------ TEXT PASSAGE ------

Mind the gap!

“Mind the gap” says the rather disconnected voice over the PA system which announces the arrival of a draft of icy cold air as the automatic doors of the under ground train swoosh open, which is quite welcome as the press of bodies on this Piccadilly line to Heathrow is making the atmosphere rather claustrophobic.  I also think the fact that all the passengers are wearing thick winter coats, scarves and woollen beanies, a necessity in the middle of a UK winter, adds to the thickness of the air.

As a South African, the idea of hopping on and off these spaghetti junction trains to get to your destination is still a novelty, and realise that for those that this pastime forms the drudgery of their daily lives, it would be hard to find any joy in the activity.

One thing I have noticed and read about is the noticeable lack of eye contact.  It seems that no one dares make eye contact. If by chance, god forbid, your eyes meet, the immediate eye movement in the opposite direction would alarm many an optometrist.

I find myself reading and rereading the adverts just above my fellow passengers heads, or watching the electronic notice board advising of which station will be next. Or looking down at the feet across directly across from me.  This I decided was the best way to pass the time, to examine the footwear of the people who are my companions for the next whole and try and analyse who they are and what their lives might be like, just from viewing them from the knees down.

------

» COMPLETE THE FOLLOWING:
1 – According to the Underground passage, which train line are the passengers riding, and where is it going?
2 – Reproduce the Underground passage from "Mind the gap!" up to and including "of the air.".
The records come from a separate source unrelated to the Underground passage.

------ DATASET EXCERPTS ------

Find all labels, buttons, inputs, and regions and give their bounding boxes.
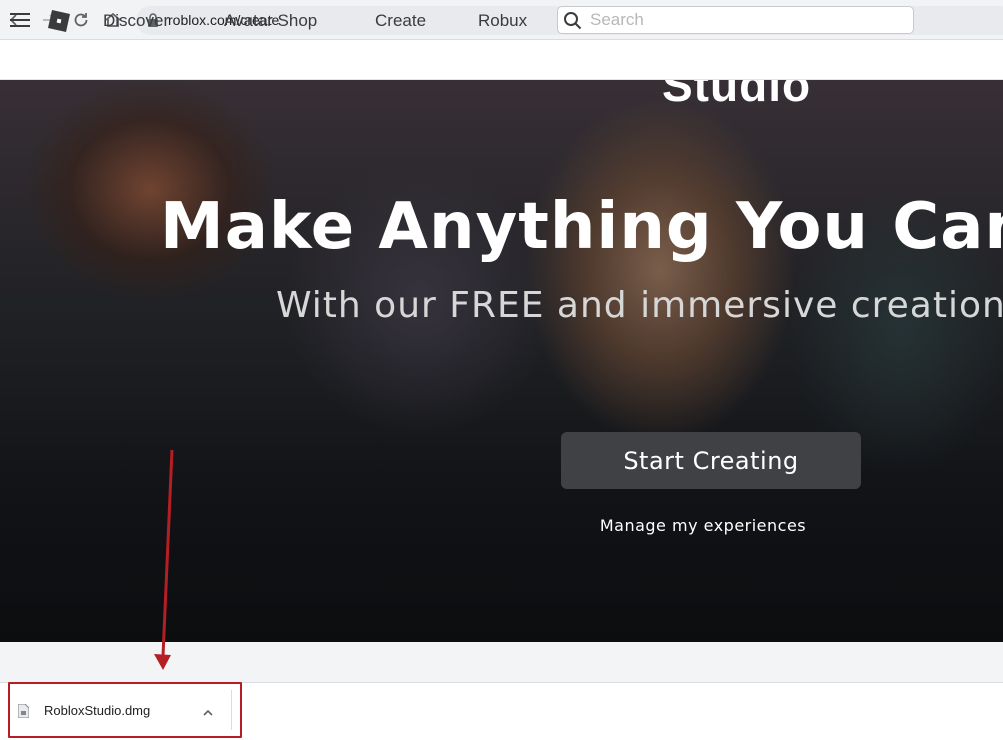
nav-robux[interactable]: Robux (478, 11, 527, 31)
manage-experiences-link[interactable]: Manage my experiences (561, 516, 845, 535)
menu-icon[interactable] (10, 11, 30, 29)
site-header (0, 40, 1003, 80)
hero-subtitle: With our FREE and immersive creation (276, 285, 1003, 326)
nav-create[interactable]: Create (375, 11, 426, 31)
hero-title: Make Anything You Can I (160, 190, 1003, 264)
search-icon[interactable] (563, 11, 583, 31)
search-input[interactable] (590, 10, 900, 30)
download-file-name[interactable]: RobloxStudio.dmg (44, 703, 150, 718)
reload-icon[interactable] (71, 10, 91, 30)
annotation-arrow-icon (150, 448, 180, 674)
studio-logo-icon (588, 80, 632, 90)
studio-logo-wordmark: Studio (662, 80, 812, 111)
chevron-up-icon[interactable] (202, 705, 214, 716)
nav-discover[interactable]: Discover (103, 11, 169, 31)
nav-avatar-shop[interactable]: Avatar Shop (224, 11, 317, 31)
file-icon (17, 703, 30, 719)
start-creating-button[interactable]: Start Creating (561, 432, 861, 489)
roblox-logo-icon[interactable] (47, 9, 71, 33)
shelf-divider (231, 690, 232, 730)
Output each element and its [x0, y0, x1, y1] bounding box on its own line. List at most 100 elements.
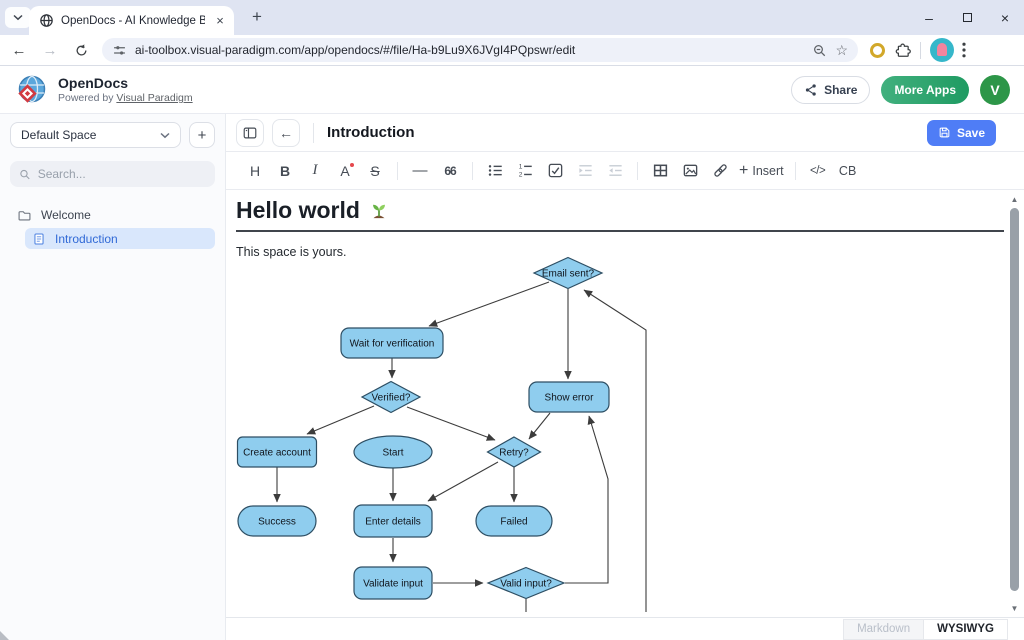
bold-button[interactable]: B	[270, 157, 300, 185]
horizontal-rule-button[interactable]: —	[405, 157, 435, 185]
svg-text:Create account: Create account	[243, 448, 311, 459]
mode-wysiwyg-button[interactable]: WYSIWYG	[923, 619, 1008, 640]
forward-button[interactable]: →	[38, 38, 62, 62]
flowchart-diagram[interactable]: Email sent?Wait for verificationVerified…	[226, 254, 676, 612]
node-validate-input[interactable]: Validate input	[354, 567, 432, 599]
svg-text:1: 1	[518, 164, 522, 171]
new-tab-button[interactable]: +	[245, 5, 269, 29]
back-button[interactable]: ←	[7, 38, 31, 62]
refresh-button[interactable]	[69, 38, 93, 62]
more-apps-button[interactable]: More Apps	[881, 76, 969, 104]
seedling-emoji-icon	[368, 200, 390, 222]
inline-code-button[interactable]: </>	[803, 157, 833, 185]
checkbox-icon	[547, 162, 564, 179]
app-name: OpenDocs	[58, 75, 193, 91]
user-avatar[interactable]: V	[980, 75, 1010, 105]
table-button[interactable]	[645, 157, 675, 185]
editor-scrollbar[interactable]: ▲ ▼	[1007, 190, 1022, 617]
add-space-button[interactable]: +	[189, 122, 215, 148]
url-bar[interactable]: ai-toolbox.visual-paradigm.com/app/opend…	[102, 38, 858, 62]
italic-button[interactable]: I	[300, 157, 330, 185]
edge-verified-to-create-account	[307, 406, 374, 434]
tree-item-introduction[interactable]: Introduction	[25, 228, 215, 249]
node-wait-verification[interactable]: Wait for verification	[341, 328, 443, 358]
browser-profile-avatar[interactable]	[930, 38, 954, 62]
scrollbar-thumb[interactable]	[1010, 208, 1019, 591]
bookmark-star-icon[interactable]: ☆	[835, 42, 848, 59]
extension-gold-icon[interactable]	[870, 43, 885, 58]
node-create-account[interactable]: Create account	[238, 437, 317, 467]
tab-search-button[interactable]	[5, 7, 31, 28]
browser-tab[interactable]: OpenDocs - AI Knowledge Base ×	[29, 6, 234, 35]
scroll-down-arrow[interactable]: ▼	[1007, 601, 1022, 615]
node-valid-input[interactable]: Valid input?	[488, 568, 564, 599]
site-settings-icon[interactable]	[112, 43, 127, 58]
node-show-error[interactable]: Show error	[529, 382, 609, 412]
url-text[interactable]: ai-toolbox.visual-paradigm.com/app/opend…	[135, 43, 804, 57]
header-divider	[313, 123, 314, 143]
node-retry[interactable]: Retry?	[488, 437, 541, 467]
doc-header: ← Introduction Save	[226, 114, 1024, 152]
editor-toolbar: H B I A S — 66 12	[226, 152, 1024, 190]
strikethrough-button[interactable]: S	[360, 157, 390, 185]
share-button[interactable]: Share	[791, 76, 870, 104]
checklist-button[interactable]	[540, 157, 570, 185]
browser-menu-icon[interactable]	[962, 42, 966, 58]
node-enter-details[interactable]: Enter details	[354, 505, 432, 537]
heading-button[interactable]: H	[240, 157, 270, 185]
app-body: Default Space + Welcome Introduct	[0, 114, 1024, 640]
powered-by-text: Powered by Visual Paradigm	[58, 92, 193, 104]
scroll-up-arrow[interactable]: ▲	[1007, 192, 1022, 206]
save-button[interactable]: Save	[927, 120, 996, 146]
window-controls: – ×	[910, 0, 1024, 35]
svg-text:Validate input: Validate input	[363, 579, 423, 590]
toggle-sidebar-button[interactable]	[236, 119, 264, 147]
bullet-list-button[interactable]	[480, 157, 510, 185]
font-color-button[interactable]: A	[330, 157, 360, 185]
toolbar-divider	[397, 162, 398, 180]
mode-markdown-button[interactable]: Markdown	[843, 619, 923, 640]
document-icon	[32, 232, 46, 246]
space-selector[interactable]: Default Space	[10, 122, 181, 148]
save-floppy-icon	[938, 126, 951, 139]
tab-title: OpenDocs - AI Knowledge Base	[61, 15, 205, 27]
blockquote-button[interactable]: 66	[435, 157, 465, 185]
tab-close-button[interactable]: ×	[212, 13, 228, 29]
document-heading: Hello world	[236, 197, 1004, 224]
tab-strip: OpenDocs - AI Knowledge Base × + – ×	[0, 0, 1024, 35]
visual-paradigm-link[interactable]: Visual Paradigm	[116, 92, 192, 104]
zoom-page-icon[interactable]	[812, 43, 827, 58]
node-success[interactable]: Success	[238, 506, 316, 536]
extensions-puzzle-icon[interactable]	[895, 42, 911, 58]
numbered-list-icon: 12	[517, 162, 534, 179]
maximize-button[interactable]	[948, 0, 986, 35]
close-window-button[interactable]: ×	[986, 0, 1024, 35]
back-doc-button[interactable]: ←	[272, 119, 300, 147]
numbered-list-button[interactable]: 12	[510, 157, 540, 185]
indent-button[interactable]	[570, 157, 600, 185]
editor-canvas[interactable]: Hello world This space is yours. Email s…	[226, 190, 1024, 617]
edge-retry-to-enter-details	[428, 462, 498, 501]
resize-grip	[0, 631, 9, 640]
heading-text: Hello world	[236, 197, 360, 224]
tree-item-welcome[interactable]: Welcome	[10, 204, 215, 226]
image-icon	[682, 162, 699, 179]
image-button[interactable]	[675, 157, 705, 185]
link-button[interactable]	[705, 157, 735, 185]
insert-button[interactable]: + Insert	[735, 157, 788, 185]
plus-icon: +	[739, 162, 748, 180]
minimize-button[interactable]: –	[910, 0, 948, 35]
search-icon	[19, 168, 31, 181]
search-input[interactable]	[38, 167, 206, 181]
search-box[interactable]	[10, 161, 215, 187]
svg-text:Enter details: Enter details	[365, 517, 421, 528]
heading-rule	[236, 230, 1004, 232]
outdent-button[interactable]	[600, 157, 630, 185]
code-block-button[interactable]: CB	[833, 157, 863, 185]
link-icon	[712, 162, 729, 179]
opendocs-logo	[14, 72, 50, 108]
refresh-icon	[74, 43, 89, 58]
share-icon	[804, 83, 818, 97]
node-start[interactable]: Start	[354, 436, 432, 468]
node-failed[interactable]: Failed	[476, 506, 552, 536]
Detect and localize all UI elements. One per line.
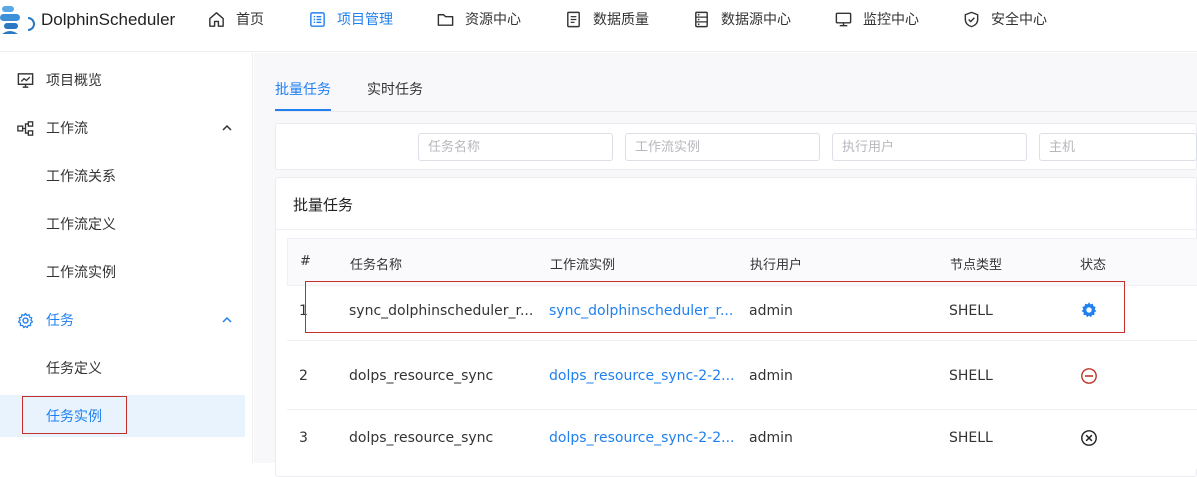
table-row[interactable]: 3 dolps_resource_sync dolps_resource_syn…: [287, 409, 1197, 469]
workflow-icon: [17, 120, 34, 136]
chevron-up-icon: [222, 316, 232, 323]
row-index: 3: [299, 430, 308, 446]
workflow-instance-link[interactable]: dolps_resource_sync-2-2...: [549, 430, 735, 446]
monitor-icon: [835, 12, 852, 26]
tab-stream-task[interactable]: 实时任务: [367, 79, 423, 105]
document-icon: [567, 11, 580, 27]
sidebar-item-workflow-relation[interactable]: 工作流关系: [0, 155, 245, 197]
nav-resource[interactable]: 资源中心: [436, 8, 521, 30]
sidebar-item-project-overview[interactable]: 项目概览: [0, 59, 245, 101]
sidebar: 项目概览 工作流 工作流关系 工作流定义 工作流实例 任务 任务定义 任务实例: [0, 53, 253, 463]
table-header: # 任务名称 工作流实例 执行用户 节点类型 状态: [287, 238, 1197, 285]
workflow-instance-input[interactable]: [625, 133, 820, 161]
workflow-instance-link[interactable]: sync_dolphinscheduler_r...: [549, 303, 733, 319]
nav-home[interactable]: 首页: [207, 8, 264, 30]
dolphin-logo-icon: [0, 6, 35, 34]
column-header-node-type: 节点类型: [950, 258, 1003, 273]
project-icon: [310, 11, 325, 27]
task-name-cell: dolps_resource_sync: [349, 368, 494, 384]
node-type-cell: SHELL: [949, 368, 993, 384]
executor-input[interactable]: [832, 133, 1027, 161]
task-type-tabs: 批量任务 实时任务: [275, 79, 423, 111]
host-input[interactable]: [1039, 133, 1197, 161]
failed-circle-icon: [1081, 430, 1097, 446]
sidebar-item-workflow-instance[interactable]: 工作流实例: [0, 251, 245, 293]
folder-icon: [437, 13, 454, 26]
column-header-index: #: [300, 254, 311, 269]
task-name-input[interactable]: [418, 133, 613, 161]
filter-bar: [275, 123, 1197, 170]
node-type-cell: SHELL: [949, 303, 993, 319]
task-list-card: 批量任务 # 任务名称 工作流实例 执行用户 节点类型 状态 1 sync_do…: [275, 177, 1197, 477]
column-header-state: 状态: [1080, 258, 1107, 273]
home-icon: [209, 11, 224, 27]
executor-cell: admin: [749, 303, 793, 319]
table-row[interactable]: 1 sync_dolphinscheduler_r... sync_dolphi…: [287, 285, 1197, 340]
executor-cell: admin: [749, 368, 793, 384]
list-title: 批量任务: [293, 196, 354, 214]
row-index: 2: [299, 368, 308, 384]
chevron-up-icon: [222, 124, 232, 131]
tab-batch-task[interactable]: 批量任务: [275, 79, 331, 111]
executor-cell: admin: [749, 430, 793, 446]
sidebar-item-task-definition[interactable]: 任务定义: [0, 347, 245, 389]
task-name-cell: sync_dolphinscheduler_r...: [349, 303, 534, 319]
nav-project[interactable]: 项目管理: [308, 8, 393, 30]
column-header-workflow-instance: 工作流实例: [550, 258, 616, 273]
nav-monitor[interactable]: 监控中心: [834, 8, 919, 30]
table-row[interactable]: 2 dolps_resource_sync dolps_resource_syn…: [287, 340, 1197, 409]
column-header-task-name: 任务名称: [350, 258, 403, 273]
sidebar-item-workflow-definition[interactable]: 工作流定义: [0, 203, 245, 245]
sidebar-item-task-instance[interactable]: 任务实例: [0, 395, 245, 437]
gear-icon: [17, 312, 34, 328]
database-icon: [695, 11, 708, 27]
tabs-divider: [275, 111, 1197, 112]
stop-circle-icon: [1081, 368, 1097, 384]
shield-icon: [964, 11, 979, 27]
list-divider: [276, 229, 1196, 230]
column-header-executor: 执行用户: [750, 258, 803, 273]
sidebar-group-workflow[interactable]: 工作流: [0, 107, 245, 149]
nav-datasource[interactable]: 数据源中心: [692, 8, 791, 30]
nav-security[interactable]: 安全中心: [962, 8, 1047, 30]
running-gear-icon: [1081, 302, 1097, 318]
sidebar-group-task[interactable]: 任务: [0, 299, 245, 341]
overview-icon: [17, 72, 34, 88]
task-name-cell: dolps_resource_sync: [349, 430, 494, 446]
app-name: DolphinScheduler: [41, 10, 176, 29]
main-content: 批量任务 实时任务 批量任务 # 任务名称 工作流实例 执行用户 节点类型 状态…: [254, 53, 1197, 477]
row-index: 1: [299, 303, 308, 319]
workflow-instance-link[interactable]: dolps_resource_sync-2-2...: [549, 368, 735, 384]
nav-data-quality[interactable]: 数据质量: [564, 8, 649, 30]
node-type-cell: SHELL: [949, 430, 993, 446]
top-navbar: DolphinScheduler 首页 项目管理 资源中心 数据质量 数据源中心…: [0, 0, 1197, 52]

------

» TASK RESPONSES:
1 – The Piccadilly line to Heathrow.

2 –
Mind the gap!

“Mind the gap” says the rather disconnected voice over the PA system which announces the arrival of a draft of icy cold air as the automatic doors of the under ground train swoosh open, which is quite welcome as the press of bodies on this Piccadilly line to Heathrow is making the atmosphere rather claustrophobic.  I also think the fact that all the passengers are wearing thick winter coats, scarves and woollen beanies, a necessity in the middle of a UK winter, adds to the thickness of the air.